Dataset rows

- - -

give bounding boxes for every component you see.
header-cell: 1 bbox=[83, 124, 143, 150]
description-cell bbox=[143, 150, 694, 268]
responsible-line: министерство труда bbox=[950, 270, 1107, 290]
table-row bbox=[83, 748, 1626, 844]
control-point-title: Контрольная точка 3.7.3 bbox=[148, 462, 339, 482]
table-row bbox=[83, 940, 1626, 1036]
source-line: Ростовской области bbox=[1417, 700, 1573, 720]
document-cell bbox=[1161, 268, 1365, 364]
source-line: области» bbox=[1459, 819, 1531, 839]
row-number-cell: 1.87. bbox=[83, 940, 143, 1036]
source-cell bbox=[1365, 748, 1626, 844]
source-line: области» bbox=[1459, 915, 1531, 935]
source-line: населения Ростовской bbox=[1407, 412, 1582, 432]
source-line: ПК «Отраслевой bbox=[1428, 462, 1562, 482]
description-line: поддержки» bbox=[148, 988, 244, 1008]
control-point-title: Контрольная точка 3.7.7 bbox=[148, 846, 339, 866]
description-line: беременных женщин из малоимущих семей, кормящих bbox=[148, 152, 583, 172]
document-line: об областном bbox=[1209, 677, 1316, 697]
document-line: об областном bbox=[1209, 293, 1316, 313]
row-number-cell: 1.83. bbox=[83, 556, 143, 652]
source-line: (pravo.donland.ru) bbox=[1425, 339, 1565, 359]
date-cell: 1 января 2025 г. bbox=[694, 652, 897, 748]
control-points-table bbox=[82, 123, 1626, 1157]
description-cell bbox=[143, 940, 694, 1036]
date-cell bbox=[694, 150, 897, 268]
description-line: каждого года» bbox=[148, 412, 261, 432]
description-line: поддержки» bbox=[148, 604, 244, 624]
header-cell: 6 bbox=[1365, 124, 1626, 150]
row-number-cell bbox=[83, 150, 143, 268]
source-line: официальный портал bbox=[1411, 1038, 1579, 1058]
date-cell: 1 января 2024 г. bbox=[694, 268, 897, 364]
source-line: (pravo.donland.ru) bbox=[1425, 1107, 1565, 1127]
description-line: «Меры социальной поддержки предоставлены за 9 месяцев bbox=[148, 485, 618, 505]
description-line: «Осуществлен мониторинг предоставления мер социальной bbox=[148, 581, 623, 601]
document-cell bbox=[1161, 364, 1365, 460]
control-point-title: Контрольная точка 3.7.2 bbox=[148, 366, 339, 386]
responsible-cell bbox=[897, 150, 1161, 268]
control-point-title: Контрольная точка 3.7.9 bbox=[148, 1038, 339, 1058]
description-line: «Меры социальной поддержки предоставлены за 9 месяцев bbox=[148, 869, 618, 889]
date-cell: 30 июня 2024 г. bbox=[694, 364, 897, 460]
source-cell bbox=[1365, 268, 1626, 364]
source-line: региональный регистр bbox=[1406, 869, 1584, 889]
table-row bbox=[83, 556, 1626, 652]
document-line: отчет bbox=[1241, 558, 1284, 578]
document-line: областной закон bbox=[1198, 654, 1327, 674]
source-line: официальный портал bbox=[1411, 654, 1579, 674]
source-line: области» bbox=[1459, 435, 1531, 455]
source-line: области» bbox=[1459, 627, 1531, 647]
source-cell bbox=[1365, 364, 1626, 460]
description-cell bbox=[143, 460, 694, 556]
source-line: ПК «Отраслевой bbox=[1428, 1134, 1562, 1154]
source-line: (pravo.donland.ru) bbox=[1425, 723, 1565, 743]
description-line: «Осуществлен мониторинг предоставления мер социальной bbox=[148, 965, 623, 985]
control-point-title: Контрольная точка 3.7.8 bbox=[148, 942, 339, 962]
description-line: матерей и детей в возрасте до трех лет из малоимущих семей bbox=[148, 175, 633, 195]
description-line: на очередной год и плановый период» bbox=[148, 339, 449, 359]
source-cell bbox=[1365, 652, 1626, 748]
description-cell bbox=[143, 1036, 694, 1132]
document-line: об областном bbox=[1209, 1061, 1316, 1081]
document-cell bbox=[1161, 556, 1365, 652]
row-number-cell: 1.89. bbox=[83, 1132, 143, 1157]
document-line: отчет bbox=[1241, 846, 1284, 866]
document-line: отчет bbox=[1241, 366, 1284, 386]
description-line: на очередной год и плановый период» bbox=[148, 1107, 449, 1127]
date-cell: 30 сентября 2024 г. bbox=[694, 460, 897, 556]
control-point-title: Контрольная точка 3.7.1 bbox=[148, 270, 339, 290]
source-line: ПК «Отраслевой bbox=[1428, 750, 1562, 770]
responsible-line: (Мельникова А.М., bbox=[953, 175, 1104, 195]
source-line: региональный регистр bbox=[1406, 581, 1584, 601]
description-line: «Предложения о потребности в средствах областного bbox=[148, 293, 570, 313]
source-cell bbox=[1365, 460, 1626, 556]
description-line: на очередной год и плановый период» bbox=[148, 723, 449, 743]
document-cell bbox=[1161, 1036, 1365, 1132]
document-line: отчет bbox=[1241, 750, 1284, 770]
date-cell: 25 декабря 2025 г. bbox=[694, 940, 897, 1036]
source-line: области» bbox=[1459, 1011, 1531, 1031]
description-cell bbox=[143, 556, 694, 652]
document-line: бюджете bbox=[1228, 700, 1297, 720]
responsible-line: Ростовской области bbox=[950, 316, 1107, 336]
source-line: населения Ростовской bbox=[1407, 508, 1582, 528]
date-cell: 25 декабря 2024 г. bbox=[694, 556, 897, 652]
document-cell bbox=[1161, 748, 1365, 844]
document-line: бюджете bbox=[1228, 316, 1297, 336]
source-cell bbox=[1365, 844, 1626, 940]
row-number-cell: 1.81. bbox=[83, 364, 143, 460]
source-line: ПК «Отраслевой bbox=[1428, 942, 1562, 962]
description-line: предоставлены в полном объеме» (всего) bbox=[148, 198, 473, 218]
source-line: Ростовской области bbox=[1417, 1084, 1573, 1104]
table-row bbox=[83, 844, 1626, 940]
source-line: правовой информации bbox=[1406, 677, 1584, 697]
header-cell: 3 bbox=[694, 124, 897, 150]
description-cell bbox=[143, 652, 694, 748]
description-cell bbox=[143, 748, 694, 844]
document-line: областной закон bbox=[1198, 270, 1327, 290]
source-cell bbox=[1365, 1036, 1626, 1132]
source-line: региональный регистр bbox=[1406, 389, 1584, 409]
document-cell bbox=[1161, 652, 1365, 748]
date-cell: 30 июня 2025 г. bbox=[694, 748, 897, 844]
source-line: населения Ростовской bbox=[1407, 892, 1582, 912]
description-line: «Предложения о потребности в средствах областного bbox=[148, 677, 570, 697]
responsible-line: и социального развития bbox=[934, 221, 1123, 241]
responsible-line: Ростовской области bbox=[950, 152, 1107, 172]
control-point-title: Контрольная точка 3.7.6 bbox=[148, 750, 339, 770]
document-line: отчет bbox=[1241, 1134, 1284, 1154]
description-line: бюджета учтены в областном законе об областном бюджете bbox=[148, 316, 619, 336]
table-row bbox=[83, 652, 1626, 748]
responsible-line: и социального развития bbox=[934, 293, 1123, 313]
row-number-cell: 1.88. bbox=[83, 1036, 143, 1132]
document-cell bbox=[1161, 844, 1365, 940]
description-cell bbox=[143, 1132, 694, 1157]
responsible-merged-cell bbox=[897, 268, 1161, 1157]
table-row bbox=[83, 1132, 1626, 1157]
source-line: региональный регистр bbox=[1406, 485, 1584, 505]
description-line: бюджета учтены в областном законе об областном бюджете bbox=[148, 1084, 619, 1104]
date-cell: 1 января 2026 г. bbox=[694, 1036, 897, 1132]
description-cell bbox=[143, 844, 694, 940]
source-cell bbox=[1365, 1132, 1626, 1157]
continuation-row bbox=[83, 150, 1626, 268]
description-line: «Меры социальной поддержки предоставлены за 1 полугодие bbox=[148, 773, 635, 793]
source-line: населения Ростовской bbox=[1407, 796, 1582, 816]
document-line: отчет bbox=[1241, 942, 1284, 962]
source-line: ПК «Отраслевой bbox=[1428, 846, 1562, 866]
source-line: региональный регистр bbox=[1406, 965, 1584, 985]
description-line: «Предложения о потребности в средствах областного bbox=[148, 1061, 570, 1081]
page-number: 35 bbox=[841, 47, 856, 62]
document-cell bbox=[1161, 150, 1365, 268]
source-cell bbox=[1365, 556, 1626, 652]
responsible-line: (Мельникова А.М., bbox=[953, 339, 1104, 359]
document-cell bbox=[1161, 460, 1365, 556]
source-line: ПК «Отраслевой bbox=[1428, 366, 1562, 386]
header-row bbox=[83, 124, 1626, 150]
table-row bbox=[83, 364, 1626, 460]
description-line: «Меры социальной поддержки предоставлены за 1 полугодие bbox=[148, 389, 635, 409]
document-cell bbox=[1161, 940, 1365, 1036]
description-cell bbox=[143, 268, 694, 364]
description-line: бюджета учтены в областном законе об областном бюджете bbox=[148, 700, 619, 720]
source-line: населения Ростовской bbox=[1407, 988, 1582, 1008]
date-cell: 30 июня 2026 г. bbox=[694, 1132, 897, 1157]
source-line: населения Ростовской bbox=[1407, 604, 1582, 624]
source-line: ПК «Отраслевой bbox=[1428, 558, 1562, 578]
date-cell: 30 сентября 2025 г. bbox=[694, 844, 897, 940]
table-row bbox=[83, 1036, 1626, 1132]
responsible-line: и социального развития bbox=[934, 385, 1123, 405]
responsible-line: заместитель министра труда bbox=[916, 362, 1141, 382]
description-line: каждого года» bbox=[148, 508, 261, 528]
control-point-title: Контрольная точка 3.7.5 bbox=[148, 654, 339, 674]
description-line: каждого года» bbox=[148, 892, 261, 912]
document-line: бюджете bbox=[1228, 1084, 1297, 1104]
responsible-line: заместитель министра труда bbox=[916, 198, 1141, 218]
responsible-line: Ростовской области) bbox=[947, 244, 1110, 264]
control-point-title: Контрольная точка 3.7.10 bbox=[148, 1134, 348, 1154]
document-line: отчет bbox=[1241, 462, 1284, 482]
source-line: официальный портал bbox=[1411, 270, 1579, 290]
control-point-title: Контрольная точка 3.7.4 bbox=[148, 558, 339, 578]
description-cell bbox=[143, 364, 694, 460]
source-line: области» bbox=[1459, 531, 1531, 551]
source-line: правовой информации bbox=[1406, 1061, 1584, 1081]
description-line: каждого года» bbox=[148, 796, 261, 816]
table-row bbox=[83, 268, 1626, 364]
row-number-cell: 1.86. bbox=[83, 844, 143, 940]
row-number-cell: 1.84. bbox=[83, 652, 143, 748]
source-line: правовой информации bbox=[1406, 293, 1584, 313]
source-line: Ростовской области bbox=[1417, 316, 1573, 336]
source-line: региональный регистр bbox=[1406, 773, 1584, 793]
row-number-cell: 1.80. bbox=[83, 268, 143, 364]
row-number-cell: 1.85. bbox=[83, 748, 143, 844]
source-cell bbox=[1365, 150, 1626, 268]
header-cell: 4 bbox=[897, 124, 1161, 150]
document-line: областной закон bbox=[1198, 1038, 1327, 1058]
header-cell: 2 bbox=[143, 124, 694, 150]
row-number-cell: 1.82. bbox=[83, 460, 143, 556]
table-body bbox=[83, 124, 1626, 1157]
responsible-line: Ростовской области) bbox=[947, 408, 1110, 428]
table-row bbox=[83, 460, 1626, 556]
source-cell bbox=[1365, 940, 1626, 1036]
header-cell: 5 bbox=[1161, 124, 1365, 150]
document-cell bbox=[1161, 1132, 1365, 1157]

- - -

* Exercise prompt: Reproduce verbatim the stretch of items from the beginning through the line containing "988, 244, 1008]".

* Task solution:
give bounding boxes for every component you see.
header-cell: 1 bbox=[83, 124, 143, 150]
description-cell bbox=[143, 150, 694, 268]
responsible-line: министерство труда bbox=[950, 270, 1107, 290]
table-row bbox=[83, 748, 1626, 844]
control-point-title: Контрольная точка 3.7.3 bbox=[148, 462, 339, 482]
table-row bbox=[83, 940, 1626, 1036]
source-line: Ростовской области bbox=[1417, 700, 1573, 720]
document-cell bbox=[1161, 268, 1365, 364]
source-line: области» bbox=[1459, 819, 1531, 839]
row-number-cell: 1.87. bbox=[83, 940, 143, 1036]
source-cell bbox=[1365, 748, 1626, 844]
source-line: области» bbox=[1459, 915, 1531, 935]
source-line: населения Ростовской bbox=[1407, 412, 1582, 432]
source-line: ПК «Отраслевой bbox=[1428, 462, 1562, 482]
description-line: поддержки» bbox=[148, 988, 244, 1008]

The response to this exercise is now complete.